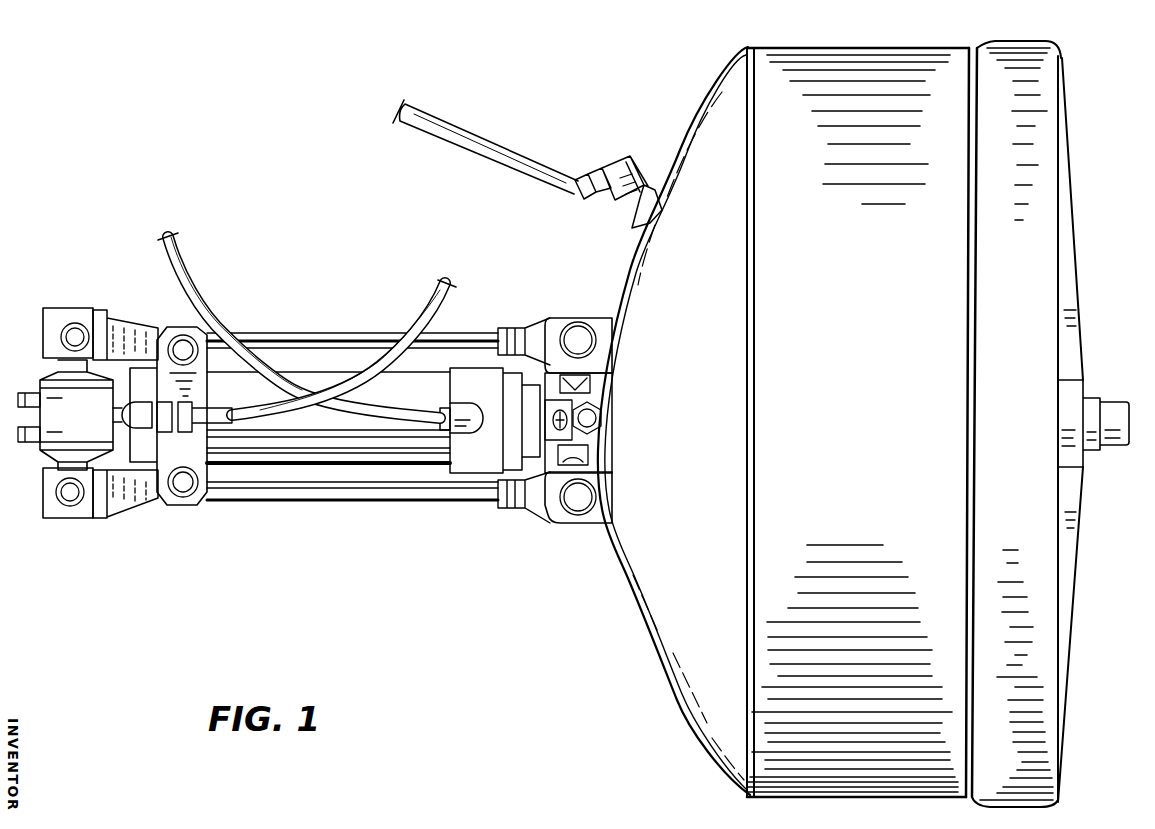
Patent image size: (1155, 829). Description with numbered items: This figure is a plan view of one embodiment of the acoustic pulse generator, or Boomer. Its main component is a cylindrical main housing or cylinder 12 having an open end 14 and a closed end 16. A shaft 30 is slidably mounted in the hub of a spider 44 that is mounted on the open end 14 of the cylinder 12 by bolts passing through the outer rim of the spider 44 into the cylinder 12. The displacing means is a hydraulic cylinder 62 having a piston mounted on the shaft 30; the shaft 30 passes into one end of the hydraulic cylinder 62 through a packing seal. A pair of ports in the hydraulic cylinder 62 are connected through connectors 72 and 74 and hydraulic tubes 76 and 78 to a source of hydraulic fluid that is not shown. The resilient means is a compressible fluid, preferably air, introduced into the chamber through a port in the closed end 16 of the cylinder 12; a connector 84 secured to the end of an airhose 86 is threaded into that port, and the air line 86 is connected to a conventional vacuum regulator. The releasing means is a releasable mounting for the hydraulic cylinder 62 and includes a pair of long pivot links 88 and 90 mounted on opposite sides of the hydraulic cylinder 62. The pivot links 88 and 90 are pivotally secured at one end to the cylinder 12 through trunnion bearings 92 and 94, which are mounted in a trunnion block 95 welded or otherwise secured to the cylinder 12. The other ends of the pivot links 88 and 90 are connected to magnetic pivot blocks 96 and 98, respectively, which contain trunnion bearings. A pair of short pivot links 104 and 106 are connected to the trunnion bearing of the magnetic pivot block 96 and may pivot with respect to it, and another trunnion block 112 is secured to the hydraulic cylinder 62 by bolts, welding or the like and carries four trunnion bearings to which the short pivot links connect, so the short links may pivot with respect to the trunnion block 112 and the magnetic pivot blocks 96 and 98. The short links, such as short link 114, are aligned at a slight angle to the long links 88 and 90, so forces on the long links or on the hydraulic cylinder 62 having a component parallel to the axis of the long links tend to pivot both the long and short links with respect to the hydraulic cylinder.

The cylindrical main housing 12 is at (888, 221).
The open end 14 is at (1066, 73).
The closed end 16 is at (713, 257).
The shaft 30 is at (1135, 434).
The spider 44 is at (1070, 304).
The hydraulic cylinder 62 is at (328, 385).
The connector 72 is at (130, 412).
The connector 74 is at (480, 414).
The hydraulic tube 76 is at (253, 422).
The hydraulic tube 78 is at (200, 282).
The connector 84 is at (630, 185).
The airhose 86 is at (488, 152).
The pivot link 88 is at (322, 496).
The pivot link 90 is at (276, 334).
The trunnion bearing 92 is at (582, 506).
The trunnion bearing 94 is at (582, 338).
The trunnion block 95 is at (552, 520).
The magnetic pivot block 96 is at (76, 522).
The magnetic pivot block 98 is at (66, 316).
The short pivot link 104 is at (140, 490).
The short pivot link 106 is at (134, 340).
The trunnion block 112 is at (208, 389).
The short link 114 is at (190, 496).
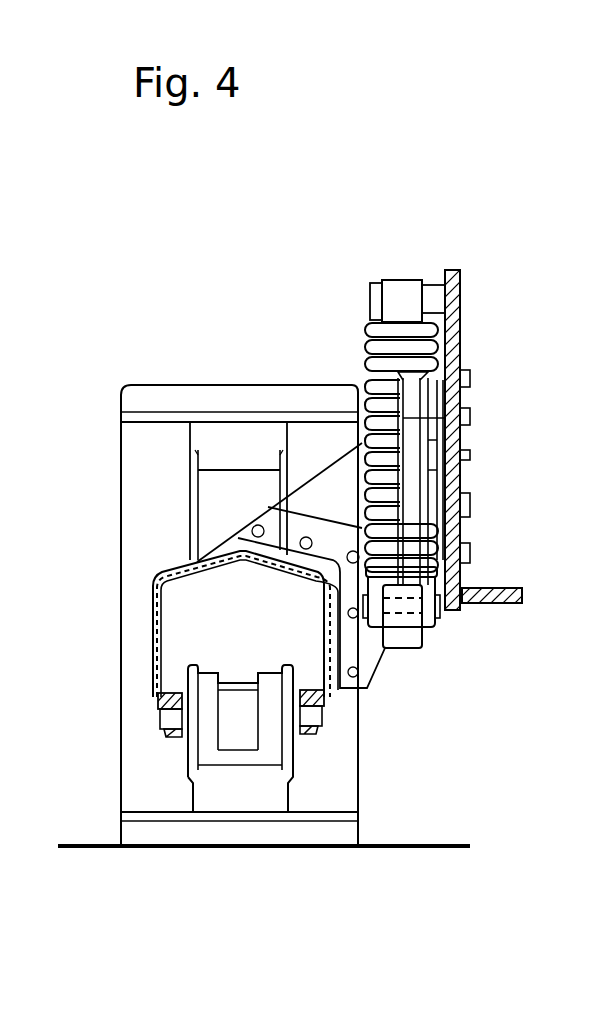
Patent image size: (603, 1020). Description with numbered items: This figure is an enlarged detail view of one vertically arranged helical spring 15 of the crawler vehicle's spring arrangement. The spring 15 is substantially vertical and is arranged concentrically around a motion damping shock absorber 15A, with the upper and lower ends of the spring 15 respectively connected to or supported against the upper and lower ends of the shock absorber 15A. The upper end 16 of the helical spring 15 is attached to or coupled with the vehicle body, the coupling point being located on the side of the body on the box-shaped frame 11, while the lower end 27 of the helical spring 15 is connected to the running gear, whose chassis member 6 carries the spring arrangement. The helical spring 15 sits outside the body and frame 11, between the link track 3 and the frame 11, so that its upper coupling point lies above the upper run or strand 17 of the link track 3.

The link track 3 is at (168, 378).
The chassis member 6 is at (153, 640).
The frame 11 is at (497, 588).
The helical spring 15 is at (365, 380).
The motion damping shock absorber 15A is at (440, 312).
The upper end of the helical spring 16 is at (367, 340).
The upper run or strand of the link track 17 is at (113, 388).
The lower end of the helical spring 27 is at (430, 557).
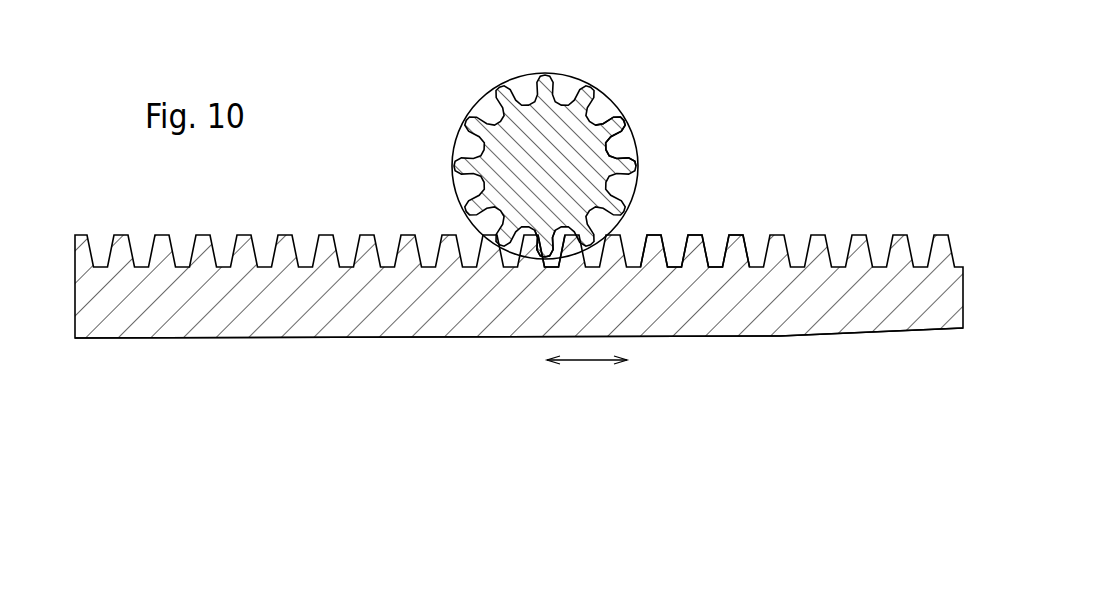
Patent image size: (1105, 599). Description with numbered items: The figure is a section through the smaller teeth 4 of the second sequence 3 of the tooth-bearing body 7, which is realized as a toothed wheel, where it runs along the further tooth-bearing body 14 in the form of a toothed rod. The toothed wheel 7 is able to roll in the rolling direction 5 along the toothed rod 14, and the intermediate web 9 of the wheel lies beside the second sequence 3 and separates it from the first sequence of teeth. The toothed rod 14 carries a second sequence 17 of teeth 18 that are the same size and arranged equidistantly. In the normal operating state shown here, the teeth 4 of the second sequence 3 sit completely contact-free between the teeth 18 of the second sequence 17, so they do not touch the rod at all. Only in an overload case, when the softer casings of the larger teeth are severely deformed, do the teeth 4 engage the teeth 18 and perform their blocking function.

The tooth-bearing body 7 is at (583, 70).
The second sequence 3 is at (605, 112).
The intermediate web 9 is at (618, 147).
The teeth 18 is at (657, 238).
The second sequence 17 is at (977, 248).
The teeth 4 is at (575, 236).
The rolling direction 5 is at (590, 361).
The further tooth-bearing body 14 is at (817, 337).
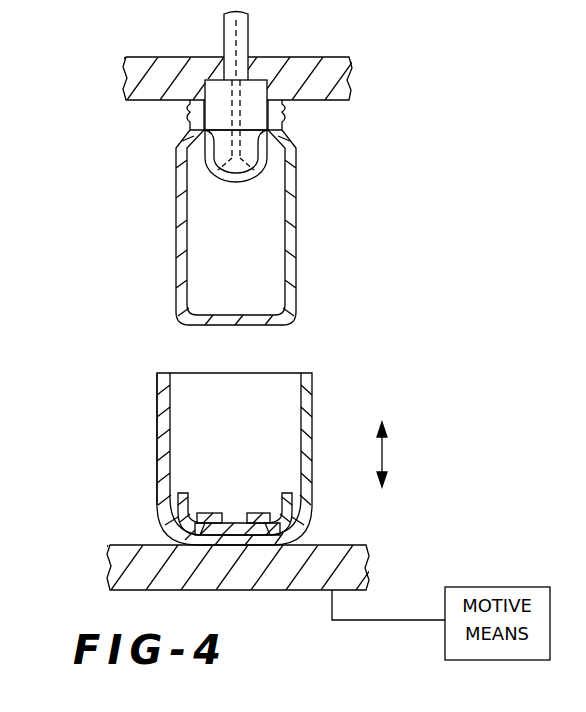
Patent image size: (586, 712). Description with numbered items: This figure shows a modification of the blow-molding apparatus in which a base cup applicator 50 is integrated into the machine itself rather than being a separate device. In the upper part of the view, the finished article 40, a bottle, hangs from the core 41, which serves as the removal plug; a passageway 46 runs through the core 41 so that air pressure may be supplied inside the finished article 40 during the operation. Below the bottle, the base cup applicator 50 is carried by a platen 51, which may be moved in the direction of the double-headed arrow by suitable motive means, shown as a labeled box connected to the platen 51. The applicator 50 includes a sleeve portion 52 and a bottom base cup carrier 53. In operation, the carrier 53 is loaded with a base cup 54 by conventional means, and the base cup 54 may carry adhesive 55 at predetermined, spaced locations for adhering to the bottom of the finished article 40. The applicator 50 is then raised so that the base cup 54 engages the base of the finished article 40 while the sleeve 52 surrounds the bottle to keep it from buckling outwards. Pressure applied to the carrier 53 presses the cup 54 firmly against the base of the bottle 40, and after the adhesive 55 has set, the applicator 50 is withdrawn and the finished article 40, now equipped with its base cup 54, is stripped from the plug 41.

The finished article 40 is at (292, 241).
The core 41 is at (253, 102).
The passageway 46 is at (233, 48).
The base cup applicator 50 is at (324, 400).
The platen 51 is at (128, 570).
The sleeve portion 52 is at (157, 412).
The bottom base cup carrier 53 is at (198, 537).
The base cup 54 is at (299, 514).
The adhesive 55 is at (250, 515).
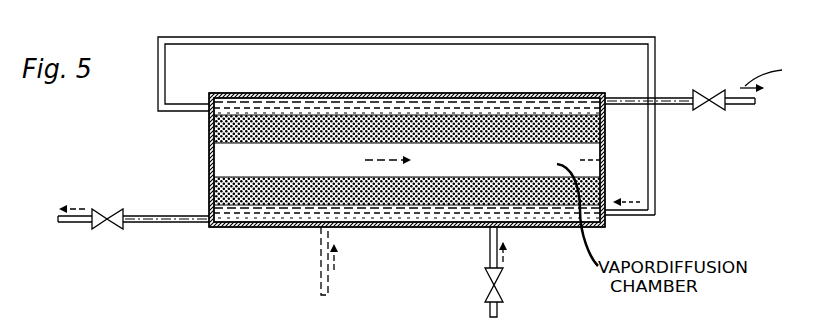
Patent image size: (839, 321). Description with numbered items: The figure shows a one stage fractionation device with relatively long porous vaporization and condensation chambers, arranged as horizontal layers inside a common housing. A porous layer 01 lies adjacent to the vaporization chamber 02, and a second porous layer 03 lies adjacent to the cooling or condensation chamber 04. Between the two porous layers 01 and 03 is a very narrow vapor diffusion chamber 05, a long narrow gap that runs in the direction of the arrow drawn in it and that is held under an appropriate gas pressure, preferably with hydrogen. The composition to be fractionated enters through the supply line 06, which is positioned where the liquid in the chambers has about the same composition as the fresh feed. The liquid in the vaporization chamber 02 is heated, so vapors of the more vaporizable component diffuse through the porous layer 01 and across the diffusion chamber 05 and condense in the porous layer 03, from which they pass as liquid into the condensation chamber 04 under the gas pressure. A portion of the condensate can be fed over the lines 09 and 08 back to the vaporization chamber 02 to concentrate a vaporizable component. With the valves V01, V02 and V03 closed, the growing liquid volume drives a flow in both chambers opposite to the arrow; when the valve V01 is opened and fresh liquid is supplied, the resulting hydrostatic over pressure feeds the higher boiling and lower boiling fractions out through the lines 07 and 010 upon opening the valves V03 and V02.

The porous layer 01 is at (608, 187).
The vaporization chamber 02 is at (300, 223).
The porous layer 03 is at (214, 128).
The condensation chamber 04 is at (290, 105).
The vapor diffusion chamber 05 is at (226, 159).
The supply line 06 is at (322, 264).
The line 07 is at (173, 215).
The line 08 is at (632, 214).
The line 09 is at (183, 102).
The line 010 is at (630, 96).
The valve V01 is at (498, 285).
The valve V02 is at (102, 229).
The valve V03 is at (702, 112).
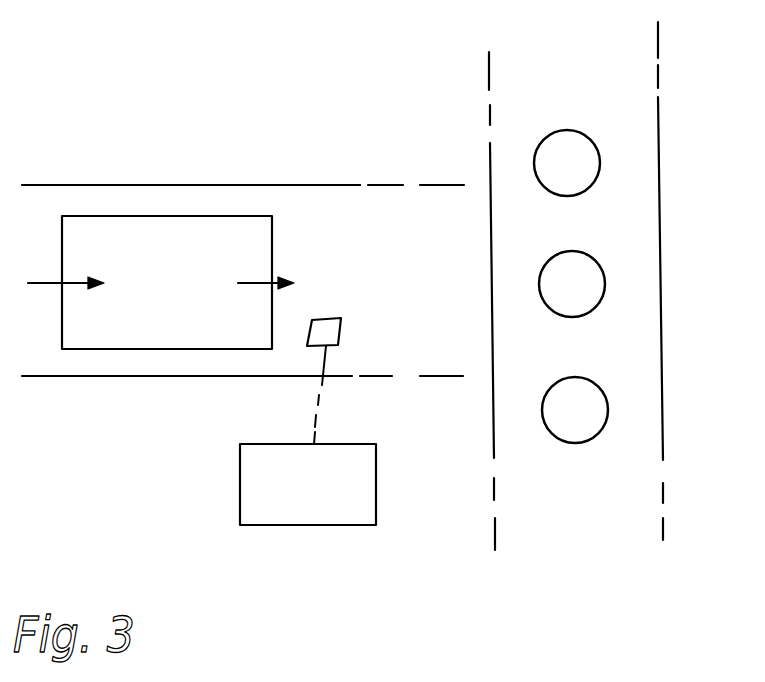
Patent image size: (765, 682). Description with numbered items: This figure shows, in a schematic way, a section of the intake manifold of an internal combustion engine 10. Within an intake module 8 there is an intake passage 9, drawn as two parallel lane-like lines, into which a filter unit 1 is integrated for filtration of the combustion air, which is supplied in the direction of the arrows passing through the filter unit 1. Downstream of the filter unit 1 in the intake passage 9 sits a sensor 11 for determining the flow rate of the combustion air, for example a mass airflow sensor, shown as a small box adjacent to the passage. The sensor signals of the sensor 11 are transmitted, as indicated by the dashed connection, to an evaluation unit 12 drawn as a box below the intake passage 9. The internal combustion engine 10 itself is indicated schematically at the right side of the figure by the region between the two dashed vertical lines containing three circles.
----
Reproduce the part that opens with the line containing "Patent image size: (603, 1020)." and closes with the line containing "The lower end of", with "enlarged detail view" changed to "magnified detail view" and nothing else altered.

• **Response to the task**:
Patent image size: (603, 1020). Description with numbered items: This figure is an magnified detail view of one vertically arranged helical spring 15 of the crawler vehicle's spring arrangement. The spring 15 is substantially vertical and is arranged concentrically around a motion damping shock absorber 15A, with the upper and lower ends of the spring 15 respectively connected to or supported against the upper and lower ends of the shock absorber 15A. The upper end 16 of the helical spring 15 is attached to or coupled with the vehicle body, the coupling point being located on the side of the body on the box-shaped frame 11, while the lower end 27 of the helical spring 15 is connected to the running gear, whose chassis member 6 carries the spring arrangement. The helical spring 15 sits outside the body and frame 11, between the link track 3 and the frame 11, so that its upper coupling point lies above the upper run or strand 17 of the link track 3.

The link track 3 is at (168, 378).
The chassis member 6 is at (153, 640).
The frame 11 is at (497, 588).
The helical spring 15 is at (365, 380).
The motion damping shock absorber 15A is at (440, 312).
The upper end of the helical spring 16 is at (367, 340).
The upper run or strand of the link track 17 is at (113, 388).
The lower end of the helical spring 27 is at (430, 557).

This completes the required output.